* [Exercise instructions] Some lines in the listing below may include the string "MagicalPrediction". How many are there? Give only the number.

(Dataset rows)
__________

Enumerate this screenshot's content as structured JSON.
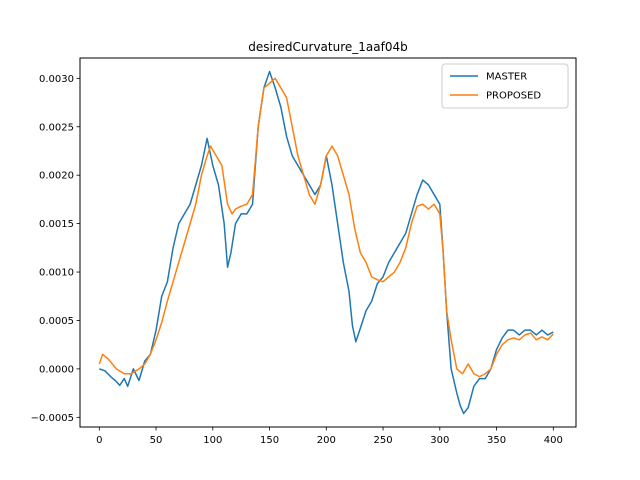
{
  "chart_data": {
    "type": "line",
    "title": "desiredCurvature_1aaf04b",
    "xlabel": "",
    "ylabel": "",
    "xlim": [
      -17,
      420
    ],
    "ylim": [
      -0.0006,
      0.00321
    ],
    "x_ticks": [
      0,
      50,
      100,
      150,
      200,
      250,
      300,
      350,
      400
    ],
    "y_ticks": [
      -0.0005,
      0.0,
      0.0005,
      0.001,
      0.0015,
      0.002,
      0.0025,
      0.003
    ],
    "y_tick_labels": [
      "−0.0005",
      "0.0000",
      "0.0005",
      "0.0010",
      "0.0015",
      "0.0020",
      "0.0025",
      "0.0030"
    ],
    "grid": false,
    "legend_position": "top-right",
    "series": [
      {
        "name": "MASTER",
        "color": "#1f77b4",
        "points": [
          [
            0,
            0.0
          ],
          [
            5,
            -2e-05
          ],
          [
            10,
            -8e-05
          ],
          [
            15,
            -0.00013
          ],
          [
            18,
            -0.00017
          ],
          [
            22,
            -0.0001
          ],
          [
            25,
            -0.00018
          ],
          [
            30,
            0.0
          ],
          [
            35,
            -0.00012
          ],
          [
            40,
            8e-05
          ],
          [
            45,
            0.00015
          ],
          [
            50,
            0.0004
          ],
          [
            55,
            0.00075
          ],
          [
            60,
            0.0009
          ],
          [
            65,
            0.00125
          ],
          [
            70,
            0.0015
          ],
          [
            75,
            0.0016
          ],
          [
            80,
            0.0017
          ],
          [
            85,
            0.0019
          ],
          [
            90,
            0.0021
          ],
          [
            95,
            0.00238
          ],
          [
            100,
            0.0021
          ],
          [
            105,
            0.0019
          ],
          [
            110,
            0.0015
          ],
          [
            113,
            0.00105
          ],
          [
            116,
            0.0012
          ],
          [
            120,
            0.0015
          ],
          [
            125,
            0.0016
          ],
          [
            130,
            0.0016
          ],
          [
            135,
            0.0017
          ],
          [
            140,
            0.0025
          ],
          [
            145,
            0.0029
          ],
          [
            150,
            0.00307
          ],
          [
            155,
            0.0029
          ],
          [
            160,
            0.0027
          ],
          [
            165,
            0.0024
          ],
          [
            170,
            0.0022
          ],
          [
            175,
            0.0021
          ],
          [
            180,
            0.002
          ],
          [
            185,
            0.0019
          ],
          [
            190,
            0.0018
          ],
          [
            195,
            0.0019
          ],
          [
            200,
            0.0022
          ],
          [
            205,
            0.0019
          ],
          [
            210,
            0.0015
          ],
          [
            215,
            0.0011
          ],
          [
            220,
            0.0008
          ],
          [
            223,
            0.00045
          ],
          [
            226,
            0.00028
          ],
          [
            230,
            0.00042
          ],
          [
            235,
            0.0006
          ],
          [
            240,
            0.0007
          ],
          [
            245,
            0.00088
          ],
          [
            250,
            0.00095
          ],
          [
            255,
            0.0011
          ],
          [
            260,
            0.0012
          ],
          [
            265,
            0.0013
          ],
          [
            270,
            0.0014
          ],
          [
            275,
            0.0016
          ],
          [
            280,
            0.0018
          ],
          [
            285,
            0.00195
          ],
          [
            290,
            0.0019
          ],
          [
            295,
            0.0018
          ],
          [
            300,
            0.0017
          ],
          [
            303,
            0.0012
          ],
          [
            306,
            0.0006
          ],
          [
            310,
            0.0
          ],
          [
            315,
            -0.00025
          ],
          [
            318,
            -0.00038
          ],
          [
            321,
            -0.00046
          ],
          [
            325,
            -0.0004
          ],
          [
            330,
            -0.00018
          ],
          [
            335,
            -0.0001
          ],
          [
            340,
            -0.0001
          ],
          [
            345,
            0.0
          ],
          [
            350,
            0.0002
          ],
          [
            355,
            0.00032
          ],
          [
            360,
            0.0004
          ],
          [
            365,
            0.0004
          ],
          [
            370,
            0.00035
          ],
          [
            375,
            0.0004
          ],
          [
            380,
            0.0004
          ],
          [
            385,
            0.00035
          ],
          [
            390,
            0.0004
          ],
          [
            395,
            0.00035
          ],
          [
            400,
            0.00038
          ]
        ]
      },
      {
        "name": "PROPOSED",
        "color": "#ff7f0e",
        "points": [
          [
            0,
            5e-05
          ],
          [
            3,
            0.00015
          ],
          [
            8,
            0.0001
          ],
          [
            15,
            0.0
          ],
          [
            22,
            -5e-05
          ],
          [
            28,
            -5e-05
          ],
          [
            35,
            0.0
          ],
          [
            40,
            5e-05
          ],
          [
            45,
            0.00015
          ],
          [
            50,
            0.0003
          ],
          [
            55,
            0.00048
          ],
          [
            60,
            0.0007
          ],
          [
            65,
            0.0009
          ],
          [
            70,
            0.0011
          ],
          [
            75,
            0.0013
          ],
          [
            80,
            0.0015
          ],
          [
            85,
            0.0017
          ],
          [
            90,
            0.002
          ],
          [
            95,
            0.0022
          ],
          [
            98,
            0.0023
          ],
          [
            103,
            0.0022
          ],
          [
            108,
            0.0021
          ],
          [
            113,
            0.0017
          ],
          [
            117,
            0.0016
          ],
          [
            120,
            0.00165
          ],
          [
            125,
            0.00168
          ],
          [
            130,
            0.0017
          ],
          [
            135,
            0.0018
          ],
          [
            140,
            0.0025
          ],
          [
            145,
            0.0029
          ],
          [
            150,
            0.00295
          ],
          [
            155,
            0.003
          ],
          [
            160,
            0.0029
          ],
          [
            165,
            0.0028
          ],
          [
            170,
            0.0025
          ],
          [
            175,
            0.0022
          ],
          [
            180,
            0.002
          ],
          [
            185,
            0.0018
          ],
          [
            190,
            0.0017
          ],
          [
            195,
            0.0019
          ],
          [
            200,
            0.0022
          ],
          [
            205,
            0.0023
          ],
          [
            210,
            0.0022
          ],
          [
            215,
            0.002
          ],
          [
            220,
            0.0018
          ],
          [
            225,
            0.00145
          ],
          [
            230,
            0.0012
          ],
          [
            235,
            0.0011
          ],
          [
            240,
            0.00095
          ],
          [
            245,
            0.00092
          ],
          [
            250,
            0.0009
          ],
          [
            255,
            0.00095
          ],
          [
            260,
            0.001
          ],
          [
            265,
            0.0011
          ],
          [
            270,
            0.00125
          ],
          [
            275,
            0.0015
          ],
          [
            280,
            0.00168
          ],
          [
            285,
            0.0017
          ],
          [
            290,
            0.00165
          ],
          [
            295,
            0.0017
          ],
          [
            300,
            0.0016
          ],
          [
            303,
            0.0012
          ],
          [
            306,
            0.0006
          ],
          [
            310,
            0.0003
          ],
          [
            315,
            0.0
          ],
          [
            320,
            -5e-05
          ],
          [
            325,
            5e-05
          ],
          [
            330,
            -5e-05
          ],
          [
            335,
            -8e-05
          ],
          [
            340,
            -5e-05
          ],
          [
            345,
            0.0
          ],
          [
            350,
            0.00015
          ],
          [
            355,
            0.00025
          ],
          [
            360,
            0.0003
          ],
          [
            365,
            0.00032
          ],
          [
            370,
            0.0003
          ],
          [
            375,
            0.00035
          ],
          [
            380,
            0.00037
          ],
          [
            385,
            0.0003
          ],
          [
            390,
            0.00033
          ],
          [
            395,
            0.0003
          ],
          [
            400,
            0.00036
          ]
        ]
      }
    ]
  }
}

__________

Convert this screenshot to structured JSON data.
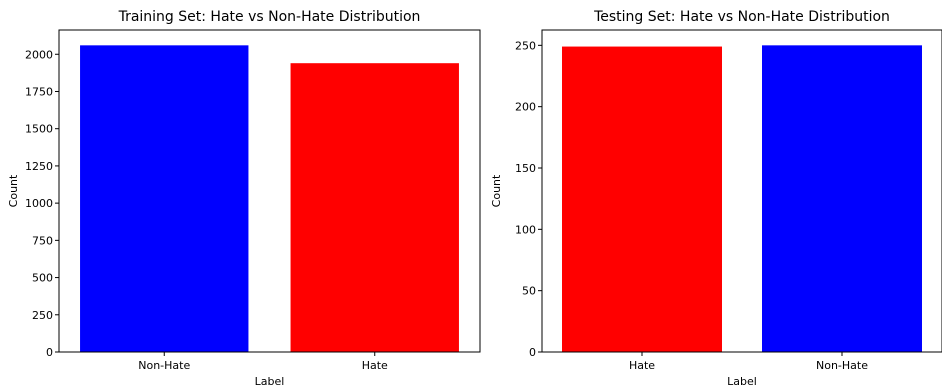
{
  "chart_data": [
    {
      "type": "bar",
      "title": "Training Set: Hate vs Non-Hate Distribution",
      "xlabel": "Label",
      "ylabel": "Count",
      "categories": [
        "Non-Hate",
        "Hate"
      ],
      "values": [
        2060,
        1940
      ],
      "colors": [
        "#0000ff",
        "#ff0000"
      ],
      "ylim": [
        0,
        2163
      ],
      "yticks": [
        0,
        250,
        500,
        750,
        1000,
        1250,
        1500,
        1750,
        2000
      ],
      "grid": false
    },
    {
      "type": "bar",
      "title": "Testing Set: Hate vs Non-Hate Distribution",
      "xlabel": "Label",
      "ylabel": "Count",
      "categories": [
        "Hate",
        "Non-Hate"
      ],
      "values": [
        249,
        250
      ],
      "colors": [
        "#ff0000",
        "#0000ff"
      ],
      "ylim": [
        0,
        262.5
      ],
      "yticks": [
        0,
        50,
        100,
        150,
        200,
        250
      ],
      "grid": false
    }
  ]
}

__________

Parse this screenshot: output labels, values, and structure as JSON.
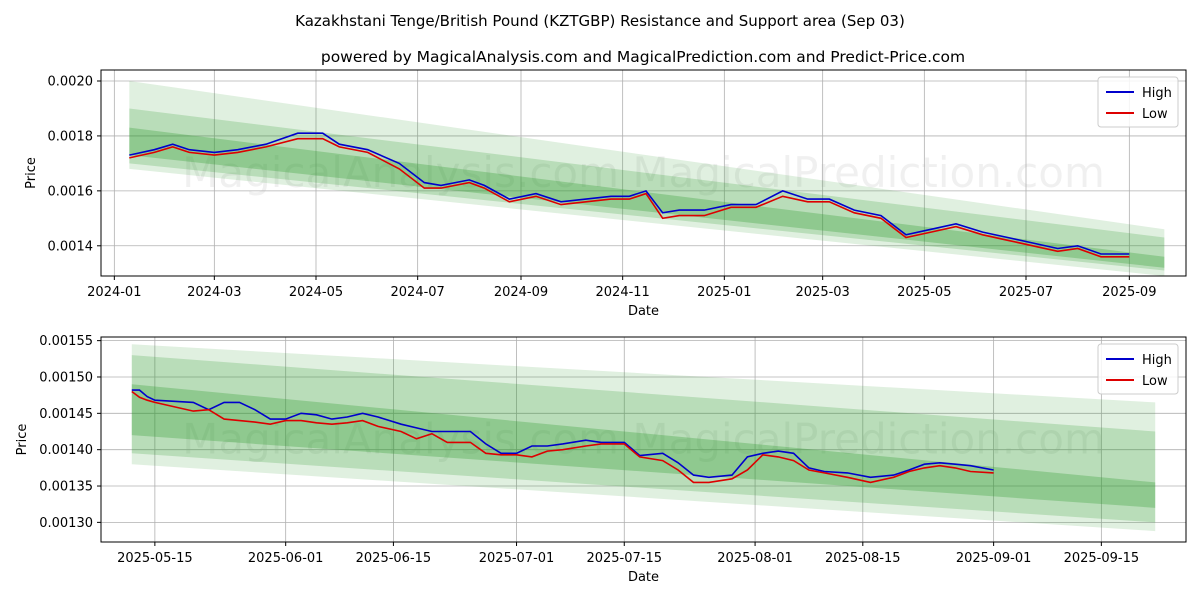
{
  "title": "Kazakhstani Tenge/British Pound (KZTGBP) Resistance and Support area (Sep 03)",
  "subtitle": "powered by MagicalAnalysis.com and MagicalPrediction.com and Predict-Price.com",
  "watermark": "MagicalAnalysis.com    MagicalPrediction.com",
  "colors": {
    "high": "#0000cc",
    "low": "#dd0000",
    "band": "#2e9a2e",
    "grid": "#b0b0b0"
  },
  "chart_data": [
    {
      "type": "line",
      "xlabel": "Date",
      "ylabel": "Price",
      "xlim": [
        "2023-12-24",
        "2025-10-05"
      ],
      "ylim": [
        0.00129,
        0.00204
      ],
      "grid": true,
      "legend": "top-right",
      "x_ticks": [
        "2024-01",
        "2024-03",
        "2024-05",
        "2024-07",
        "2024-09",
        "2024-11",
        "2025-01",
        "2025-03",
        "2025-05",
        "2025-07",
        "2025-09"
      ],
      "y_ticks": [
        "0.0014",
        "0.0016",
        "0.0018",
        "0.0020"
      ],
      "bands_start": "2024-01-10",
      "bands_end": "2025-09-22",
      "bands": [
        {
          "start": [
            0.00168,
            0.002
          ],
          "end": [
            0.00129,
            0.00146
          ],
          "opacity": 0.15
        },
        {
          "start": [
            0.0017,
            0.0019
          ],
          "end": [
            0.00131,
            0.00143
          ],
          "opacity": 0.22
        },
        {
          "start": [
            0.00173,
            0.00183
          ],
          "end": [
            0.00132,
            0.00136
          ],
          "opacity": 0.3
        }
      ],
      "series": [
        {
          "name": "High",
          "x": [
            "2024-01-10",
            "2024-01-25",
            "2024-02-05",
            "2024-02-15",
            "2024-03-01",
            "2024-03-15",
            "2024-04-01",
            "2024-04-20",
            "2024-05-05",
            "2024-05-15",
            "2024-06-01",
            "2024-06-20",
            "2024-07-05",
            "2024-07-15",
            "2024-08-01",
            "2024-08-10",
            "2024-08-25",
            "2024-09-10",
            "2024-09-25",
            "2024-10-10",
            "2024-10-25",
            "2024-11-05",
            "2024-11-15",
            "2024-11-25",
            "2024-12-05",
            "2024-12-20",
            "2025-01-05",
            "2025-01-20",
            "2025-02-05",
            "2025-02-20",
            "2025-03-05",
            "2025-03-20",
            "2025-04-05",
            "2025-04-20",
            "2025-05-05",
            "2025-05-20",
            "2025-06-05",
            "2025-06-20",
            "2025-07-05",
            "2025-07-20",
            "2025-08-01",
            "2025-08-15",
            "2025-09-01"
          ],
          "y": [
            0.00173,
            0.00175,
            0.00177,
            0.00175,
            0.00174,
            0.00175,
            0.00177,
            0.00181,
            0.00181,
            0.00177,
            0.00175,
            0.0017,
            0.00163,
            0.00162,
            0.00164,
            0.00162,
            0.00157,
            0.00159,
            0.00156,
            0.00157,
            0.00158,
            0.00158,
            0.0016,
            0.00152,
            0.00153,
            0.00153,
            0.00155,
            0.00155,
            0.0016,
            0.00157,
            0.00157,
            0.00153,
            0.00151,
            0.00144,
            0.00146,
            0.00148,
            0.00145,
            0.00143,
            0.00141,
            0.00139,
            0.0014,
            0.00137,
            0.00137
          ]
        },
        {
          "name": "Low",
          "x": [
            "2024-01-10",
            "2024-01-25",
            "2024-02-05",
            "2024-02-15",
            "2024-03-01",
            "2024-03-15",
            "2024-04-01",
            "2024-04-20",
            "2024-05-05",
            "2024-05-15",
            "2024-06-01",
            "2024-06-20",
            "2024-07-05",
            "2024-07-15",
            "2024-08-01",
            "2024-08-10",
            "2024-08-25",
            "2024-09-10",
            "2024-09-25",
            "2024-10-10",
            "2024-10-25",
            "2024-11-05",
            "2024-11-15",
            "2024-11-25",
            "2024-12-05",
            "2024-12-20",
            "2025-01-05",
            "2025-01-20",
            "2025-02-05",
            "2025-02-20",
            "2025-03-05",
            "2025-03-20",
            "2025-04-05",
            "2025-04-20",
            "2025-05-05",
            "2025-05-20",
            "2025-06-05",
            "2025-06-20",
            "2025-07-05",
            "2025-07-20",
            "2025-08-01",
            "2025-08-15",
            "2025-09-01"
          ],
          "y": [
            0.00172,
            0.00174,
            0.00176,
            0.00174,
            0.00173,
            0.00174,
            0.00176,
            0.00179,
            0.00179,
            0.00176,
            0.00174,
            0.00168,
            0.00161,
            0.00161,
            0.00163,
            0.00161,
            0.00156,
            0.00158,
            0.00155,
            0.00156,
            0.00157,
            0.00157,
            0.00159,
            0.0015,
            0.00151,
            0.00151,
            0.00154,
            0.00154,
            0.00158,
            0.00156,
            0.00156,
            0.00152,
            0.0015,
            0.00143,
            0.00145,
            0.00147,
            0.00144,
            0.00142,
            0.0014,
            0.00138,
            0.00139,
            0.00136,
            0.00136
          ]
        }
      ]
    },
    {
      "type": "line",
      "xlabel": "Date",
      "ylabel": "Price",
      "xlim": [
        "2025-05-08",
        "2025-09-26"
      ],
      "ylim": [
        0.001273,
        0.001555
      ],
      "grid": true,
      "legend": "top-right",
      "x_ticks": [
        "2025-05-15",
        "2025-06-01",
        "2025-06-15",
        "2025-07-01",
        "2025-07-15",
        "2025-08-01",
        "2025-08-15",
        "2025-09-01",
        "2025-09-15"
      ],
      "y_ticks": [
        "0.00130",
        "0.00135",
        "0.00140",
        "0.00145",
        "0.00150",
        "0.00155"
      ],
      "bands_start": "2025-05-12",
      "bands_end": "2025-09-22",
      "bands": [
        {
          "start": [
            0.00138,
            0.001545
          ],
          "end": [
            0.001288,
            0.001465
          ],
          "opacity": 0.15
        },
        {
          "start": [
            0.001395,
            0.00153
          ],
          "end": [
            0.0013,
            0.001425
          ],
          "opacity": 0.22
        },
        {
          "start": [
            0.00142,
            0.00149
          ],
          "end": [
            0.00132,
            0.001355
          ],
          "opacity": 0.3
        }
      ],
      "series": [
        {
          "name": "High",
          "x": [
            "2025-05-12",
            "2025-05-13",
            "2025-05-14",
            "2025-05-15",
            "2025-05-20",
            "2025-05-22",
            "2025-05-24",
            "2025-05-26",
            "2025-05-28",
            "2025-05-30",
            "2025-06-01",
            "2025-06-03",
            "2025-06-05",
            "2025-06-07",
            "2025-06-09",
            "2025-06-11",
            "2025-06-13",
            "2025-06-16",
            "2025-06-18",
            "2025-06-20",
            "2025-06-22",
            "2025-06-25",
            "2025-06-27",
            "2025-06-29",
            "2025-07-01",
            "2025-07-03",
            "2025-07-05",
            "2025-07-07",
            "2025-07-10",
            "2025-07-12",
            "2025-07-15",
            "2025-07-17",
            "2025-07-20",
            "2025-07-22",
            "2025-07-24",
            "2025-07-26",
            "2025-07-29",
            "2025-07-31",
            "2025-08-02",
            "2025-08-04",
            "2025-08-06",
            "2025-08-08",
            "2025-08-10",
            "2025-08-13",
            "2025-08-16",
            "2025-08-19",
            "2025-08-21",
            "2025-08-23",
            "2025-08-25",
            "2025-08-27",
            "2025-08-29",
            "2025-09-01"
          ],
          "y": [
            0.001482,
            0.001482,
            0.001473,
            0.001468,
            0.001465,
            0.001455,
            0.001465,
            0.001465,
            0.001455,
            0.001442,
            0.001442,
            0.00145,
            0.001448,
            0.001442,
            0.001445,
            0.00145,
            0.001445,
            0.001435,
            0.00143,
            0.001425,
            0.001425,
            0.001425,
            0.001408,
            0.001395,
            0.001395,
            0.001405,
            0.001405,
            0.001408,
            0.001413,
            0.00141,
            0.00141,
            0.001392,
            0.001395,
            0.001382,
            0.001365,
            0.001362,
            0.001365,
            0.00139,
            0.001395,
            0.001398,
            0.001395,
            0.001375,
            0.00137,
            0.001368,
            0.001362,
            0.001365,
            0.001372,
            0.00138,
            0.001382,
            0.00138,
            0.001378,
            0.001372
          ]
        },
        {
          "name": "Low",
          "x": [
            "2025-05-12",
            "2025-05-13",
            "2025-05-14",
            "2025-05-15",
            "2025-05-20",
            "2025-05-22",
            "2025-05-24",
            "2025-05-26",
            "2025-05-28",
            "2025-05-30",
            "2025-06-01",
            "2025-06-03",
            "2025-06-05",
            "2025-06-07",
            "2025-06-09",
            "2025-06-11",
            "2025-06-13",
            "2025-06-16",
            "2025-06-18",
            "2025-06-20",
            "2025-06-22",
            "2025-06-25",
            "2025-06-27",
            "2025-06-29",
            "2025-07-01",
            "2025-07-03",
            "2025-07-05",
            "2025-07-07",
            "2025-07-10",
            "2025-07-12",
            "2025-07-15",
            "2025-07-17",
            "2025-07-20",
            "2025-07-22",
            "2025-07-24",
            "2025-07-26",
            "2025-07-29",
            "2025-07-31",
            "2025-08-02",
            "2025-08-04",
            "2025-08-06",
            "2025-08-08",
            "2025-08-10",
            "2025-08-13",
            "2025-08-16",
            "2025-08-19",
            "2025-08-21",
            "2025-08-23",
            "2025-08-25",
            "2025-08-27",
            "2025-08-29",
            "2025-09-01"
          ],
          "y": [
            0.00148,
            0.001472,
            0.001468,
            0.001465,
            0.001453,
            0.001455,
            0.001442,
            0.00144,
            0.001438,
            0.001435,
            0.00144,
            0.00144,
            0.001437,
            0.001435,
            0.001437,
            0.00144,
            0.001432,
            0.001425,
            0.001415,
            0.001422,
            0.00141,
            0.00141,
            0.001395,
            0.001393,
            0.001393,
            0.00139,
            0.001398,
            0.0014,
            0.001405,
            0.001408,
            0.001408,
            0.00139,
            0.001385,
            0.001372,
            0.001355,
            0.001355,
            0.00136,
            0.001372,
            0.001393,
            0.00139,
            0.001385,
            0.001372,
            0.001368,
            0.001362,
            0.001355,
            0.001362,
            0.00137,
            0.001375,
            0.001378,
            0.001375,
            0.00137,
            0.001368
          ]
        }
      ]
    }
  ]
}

__________

* [Correct output] 2